PASSAGE TO READ>
As you can see, the VirtualStream is used as persistence storage for the ReadOnlySeekableStream. In this way, if the length of the original stream is lower the threshold size, its content will be persisted to a MemoryStream, otherwise it will be written to a temporary file.

As a rule of thumb, if the original stream is seekable, there's no need to use the ReadOnlySeekableStream and you can use just the VirtualStream. However, some of the streams used by the Messaging Engine are forward-only, non-seekable streams, so when it's necessary to read the content of a message within a custom pipeline component and reposition the cursor at the beginning of the stream at the end, it's a good practice combining the use of the VirtualStream and ReadOnlySeekableStream as shown by the code snippet above. See Optimizing Pipeline Performance for more information on this topic.

Response Message Assignment

To assign the content of the stream returned by the ProcessRequestReturnStream to the response message, the Message Assignment Shape (see the code below) invokes the SetResponse method exposed by another helper component called ResponseManager.

 responseMessage = null;responseManager.SetResponse(responseMessage, stream);

 

This SetResponse method uses the LoadFrom method exposed by the XLANGPart class to assign the content of the stream to the message part of the response document.

 public void SetResponse(XLANGMessage message, Stream stream){    try    {        if (stream != null &&            message != null &&            message.Count > 0)        {            if (stream.CanSeek)            {                stream.Seek(0, SeekOrigin.Begin);            }            message[0].LoadFrom(stream);        }    }    catch (Exception ex)    {        Debug.WriteLine(string.Format("[ResponseManager] {0}", ex.Message));    }    finally    {        message.Dispose();    }} 



Comment

This streaming approach used by StreamOrchestration is extremely useful and performant especially when dealing with large messages.

MessageClassesOrchestration

The following picture depicts the architecture of the MessageClassesOrchestration test case.

MessageClassesOrchestration

Message Flow:

  1. A WCF-BasicHttp or WCF-Custom Request-Response Receive Location receives a new CalculatorRequest xml document from the Test Agent/Client Application.

SHORT TASK>
Write out the stream-handling passage above between "To assign the content of the stream returned" and "component called ResponseManager.", inclusive.

RECORDED DATA>
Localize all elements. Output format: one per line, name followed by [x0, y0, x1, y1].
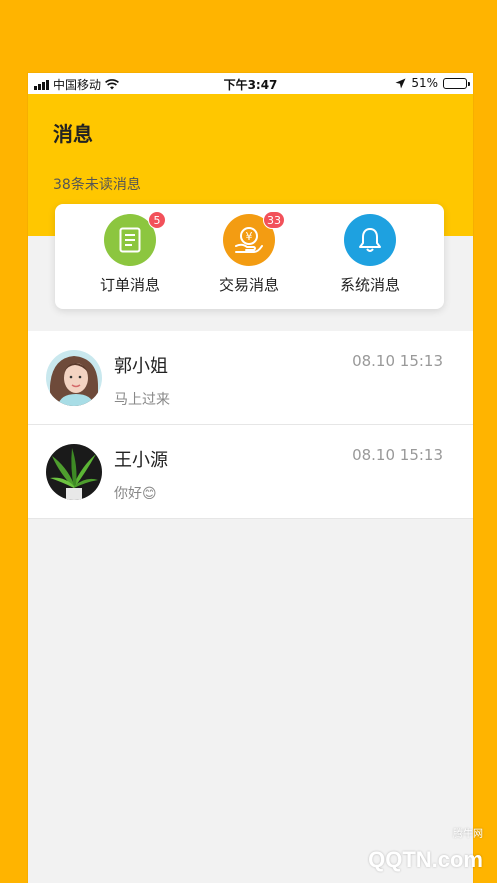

WORKED ANSWER>
To assign the content of the stream returned by the ProcessRequestReturnStream to the response message, the Message Assignment Shape (see the code below) invokes the SetResponse method exposed by another helper component called ResponseManager.